Objective
Count lines holding the string "here" in the data that follows. Reply with one number only.

Recorded data
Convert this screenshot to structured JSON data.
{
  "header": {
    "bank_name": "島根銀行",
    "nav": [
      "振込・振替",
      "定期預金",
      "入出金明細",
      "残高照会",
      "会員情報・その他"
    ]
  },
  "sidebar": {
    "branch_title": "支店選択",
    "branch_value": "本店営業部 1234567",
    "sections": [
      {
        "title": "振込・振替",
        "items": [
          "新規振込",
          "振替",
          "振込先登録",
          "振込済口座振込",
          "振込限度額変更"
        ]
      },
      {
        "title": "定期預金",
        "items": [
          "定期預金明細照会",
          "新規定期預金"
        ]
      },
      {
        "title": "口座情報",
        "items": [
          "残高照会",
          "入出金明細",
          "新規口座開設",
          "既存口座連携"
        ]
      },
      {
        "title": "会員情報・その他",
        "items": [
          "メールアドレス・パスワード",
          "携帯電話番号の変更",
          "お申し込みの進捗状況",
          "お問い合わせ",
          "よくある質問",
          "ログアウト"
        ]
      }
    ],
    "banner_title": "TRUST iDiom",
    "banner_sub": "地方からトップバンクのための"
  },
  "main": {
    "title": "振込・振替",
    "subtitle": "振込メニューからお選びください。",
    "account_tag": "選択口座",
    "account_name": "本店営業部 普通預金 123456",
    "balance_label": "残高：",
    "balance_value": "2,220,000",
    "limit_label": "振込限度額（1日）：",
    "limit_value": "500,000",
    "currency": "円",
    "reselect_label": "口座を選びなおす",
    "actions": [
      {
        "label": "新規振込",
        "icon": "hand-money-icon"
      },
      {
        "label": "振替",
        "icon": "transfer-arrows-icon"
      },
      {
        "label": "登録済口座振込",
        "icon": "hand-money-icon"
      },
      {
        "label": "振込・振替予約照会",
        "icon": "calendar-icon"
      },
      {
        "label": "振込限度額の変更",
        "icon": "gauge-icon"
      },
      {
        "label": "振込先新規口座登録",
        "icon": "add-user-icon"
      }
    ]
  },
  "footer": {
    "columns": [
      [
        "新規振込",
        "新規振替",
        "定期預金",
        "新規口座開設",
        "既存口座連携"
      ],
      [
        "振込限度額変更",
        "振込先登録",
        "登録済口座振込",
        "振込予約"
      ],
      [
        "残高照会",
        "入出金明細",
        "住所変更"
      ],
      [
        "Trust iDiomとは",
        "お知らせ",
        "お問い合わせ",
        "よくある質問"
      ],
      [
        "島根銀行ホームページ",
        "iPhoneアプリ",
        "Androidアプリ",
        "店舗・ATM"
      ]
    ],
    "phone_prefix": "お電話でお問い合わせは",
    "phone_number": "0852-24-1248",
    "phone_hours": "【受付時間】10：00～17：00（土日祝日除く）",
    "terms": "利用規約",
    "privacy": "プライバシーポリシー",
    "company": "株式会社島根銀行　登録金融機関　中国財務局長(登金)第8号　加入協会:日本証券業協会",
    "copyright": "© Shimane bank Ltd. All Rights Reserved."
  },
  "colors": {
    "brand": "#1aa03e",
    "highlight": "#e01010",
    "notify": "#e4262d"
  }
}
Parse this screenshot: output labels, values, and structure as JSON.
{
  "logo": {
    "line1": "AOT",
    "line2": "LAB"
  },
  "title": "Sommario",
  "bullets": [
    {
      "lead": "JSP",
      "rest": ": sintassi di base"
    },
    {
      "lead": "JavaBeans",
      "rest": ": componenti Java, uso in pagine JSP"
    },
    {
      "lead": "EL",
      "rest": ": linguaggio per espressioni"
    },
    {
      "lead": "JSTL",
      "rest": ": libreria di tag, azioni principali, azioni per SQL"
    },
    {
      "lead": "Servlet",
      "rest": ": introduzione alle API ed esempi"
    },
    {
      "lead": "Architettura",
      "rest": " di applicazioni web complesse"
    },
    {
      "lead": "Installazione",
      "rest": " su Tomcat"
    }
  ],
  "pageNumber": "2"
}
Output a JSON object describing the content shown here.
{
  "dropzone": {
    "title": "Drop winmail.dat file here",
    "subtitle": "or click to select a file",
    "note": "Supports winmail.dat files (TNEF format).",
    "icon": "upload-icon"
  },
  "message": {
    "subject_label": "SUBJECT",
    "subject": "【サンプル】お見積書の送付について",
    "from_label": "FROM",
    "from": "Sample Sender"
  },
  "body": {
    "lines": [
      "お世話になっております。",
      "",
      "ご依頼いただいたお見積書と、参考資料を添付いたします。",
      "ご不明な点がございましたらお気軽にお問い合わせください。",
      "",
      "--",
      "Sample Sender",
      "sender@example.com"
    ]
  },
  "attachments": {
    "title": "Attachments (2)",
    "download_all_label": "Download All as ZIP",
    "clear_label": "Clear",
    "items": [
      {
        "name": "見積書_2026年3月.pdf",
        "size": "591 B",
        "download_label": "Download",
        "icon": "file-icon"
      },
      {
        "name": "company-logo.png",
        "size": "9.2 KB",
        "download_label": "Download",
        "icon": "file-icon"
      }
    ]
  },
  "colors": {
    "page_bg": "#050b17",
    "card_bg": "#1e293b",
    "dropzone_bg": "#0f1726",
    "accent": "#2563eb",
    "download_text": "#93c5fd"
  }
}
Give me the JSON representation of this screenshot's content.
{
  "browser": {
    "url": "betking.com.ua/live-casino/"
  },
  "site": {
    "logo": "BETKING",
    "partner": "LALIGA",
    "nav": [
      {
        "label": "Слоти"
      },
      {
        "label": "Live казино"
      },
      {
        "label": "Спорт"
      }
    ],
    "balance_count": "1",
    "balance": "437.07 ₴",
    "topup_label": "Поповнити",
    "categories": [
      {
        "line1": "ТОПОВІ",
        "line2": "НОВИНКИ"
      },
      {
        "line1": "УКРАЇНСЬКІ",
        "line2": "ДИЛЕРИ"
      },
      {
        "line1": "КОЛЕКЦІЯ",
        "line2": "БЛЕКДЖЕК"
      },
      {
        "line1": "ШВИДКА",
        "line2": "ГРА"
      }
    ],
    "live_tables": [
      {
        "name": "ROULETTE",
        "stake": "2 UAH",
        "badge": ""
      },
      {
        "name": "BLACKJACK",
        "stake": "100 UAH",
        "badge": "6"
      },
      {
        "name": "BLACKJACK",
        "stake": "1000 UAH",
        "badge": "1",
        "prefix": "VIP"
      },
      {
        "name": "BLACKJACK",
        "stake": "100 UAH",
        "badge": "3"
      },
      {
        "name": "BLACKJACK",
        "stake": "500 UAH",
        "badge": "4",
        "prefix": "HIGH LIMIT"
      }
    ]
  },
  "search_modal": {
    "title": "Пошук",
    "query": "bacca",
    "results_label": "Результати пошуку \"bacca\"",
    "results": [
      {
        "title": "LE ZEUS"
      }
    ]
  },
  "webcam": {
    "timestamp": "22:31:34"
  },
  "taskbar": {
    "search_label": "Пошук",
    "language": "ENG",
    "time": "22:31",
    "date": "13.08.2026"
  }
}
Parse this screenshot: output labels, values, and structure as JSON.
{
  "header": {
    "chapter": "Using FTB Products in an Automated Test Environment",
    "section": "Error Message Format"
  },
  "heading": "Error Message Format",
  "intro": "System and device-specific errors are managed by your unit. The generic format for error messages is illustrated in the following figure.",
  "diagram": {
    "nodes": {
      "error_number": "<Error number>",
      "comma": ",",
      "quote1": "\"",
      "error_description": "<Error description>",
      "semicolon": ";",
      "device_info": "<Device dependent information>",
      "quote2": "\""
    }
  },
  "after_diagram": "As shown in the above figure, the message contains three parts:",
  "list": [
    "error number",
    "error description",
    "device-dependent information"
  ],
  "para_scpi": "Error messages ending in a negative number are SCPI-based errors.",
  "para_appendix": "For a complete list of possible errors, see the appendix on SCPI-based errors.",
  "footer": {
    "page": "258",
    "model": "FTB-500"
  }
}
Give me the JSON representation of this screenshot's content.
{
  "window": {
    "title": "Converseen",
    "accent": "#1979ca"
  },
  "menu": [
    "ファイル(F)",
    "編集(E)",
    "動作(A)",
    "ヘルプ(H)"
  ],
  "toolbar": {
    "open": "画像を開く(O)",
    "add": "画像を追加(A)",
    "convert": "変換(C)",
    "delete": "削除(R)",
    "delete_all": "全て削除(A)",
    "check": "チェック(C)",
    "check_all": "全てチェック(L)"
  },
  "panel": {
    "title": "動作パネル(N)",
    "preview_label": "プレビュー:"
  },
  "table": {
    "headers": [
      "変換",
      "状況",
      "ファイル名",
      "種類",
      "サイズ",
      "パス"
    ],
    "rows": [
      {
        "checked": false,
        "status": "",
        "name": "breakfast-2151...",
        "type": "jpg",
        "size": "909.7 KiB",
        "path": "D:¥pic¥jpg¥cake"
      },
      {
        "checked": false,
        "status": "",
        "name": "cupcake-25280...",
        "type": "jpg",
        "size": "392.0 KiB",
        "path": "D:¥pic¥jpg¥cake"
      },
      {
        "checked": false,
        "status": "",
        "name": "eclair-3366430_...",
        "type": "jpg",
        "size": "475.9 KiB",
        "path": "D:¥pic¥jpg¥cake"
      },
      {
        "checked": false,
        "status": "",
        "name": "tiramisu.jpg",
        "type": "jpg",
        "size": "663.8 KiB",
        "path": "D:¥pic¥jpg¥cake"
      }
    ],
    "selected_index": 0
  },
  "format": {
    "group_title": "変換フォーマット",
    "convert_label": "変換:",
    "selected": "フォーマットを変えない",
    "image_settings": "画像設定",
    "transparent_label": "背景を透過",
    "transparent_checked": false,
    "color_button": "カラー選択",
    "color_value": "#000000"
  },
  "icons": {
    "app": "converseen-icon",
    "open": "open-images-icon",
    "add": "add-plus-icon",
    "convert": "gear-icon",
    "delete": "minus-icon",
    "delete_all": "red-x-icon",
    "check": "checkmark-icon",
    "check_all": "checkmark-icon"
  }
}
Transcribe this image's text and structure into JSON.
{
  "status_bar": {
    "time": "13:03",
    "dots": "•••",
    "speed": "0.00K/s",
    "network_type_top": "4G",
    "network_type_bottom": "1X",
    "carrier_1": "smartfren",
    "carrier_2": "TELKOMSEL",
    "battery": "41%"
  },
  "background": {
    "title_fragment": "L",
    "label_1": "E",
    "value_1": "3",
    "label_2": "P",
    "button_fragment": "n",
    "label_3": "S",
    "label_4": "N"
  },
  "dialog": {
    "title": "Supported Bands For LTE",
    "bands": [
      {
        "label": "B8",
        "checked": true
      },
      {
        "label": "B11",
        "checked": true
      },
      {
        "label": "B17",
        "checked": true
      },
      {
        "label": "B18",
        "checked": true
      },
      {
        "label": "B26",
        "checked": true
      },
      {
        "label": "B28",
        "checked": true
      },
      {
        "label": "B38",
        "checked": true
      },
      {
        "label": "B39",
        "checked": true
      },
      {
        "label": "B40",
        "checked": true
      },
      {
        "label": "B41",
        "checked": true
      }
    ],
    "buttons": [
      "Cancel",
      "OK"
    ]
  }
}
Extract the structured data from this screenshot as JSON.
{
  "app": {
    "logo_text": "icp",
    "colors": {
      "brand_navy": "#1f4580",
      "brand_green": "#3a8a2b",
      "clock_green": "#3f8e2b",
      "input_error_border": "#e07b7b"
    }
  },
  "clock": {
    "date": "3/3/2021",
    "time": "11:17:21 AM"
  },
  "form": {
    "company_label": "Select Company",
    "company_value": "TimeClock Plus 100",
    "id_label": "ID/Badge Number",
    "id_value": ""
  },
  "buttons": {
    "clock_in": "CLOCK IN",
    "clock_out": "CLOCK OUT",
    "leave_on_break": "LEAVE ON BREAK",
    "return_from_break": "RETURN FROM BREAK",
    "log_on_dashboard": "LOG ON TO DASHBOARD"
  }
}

Response
2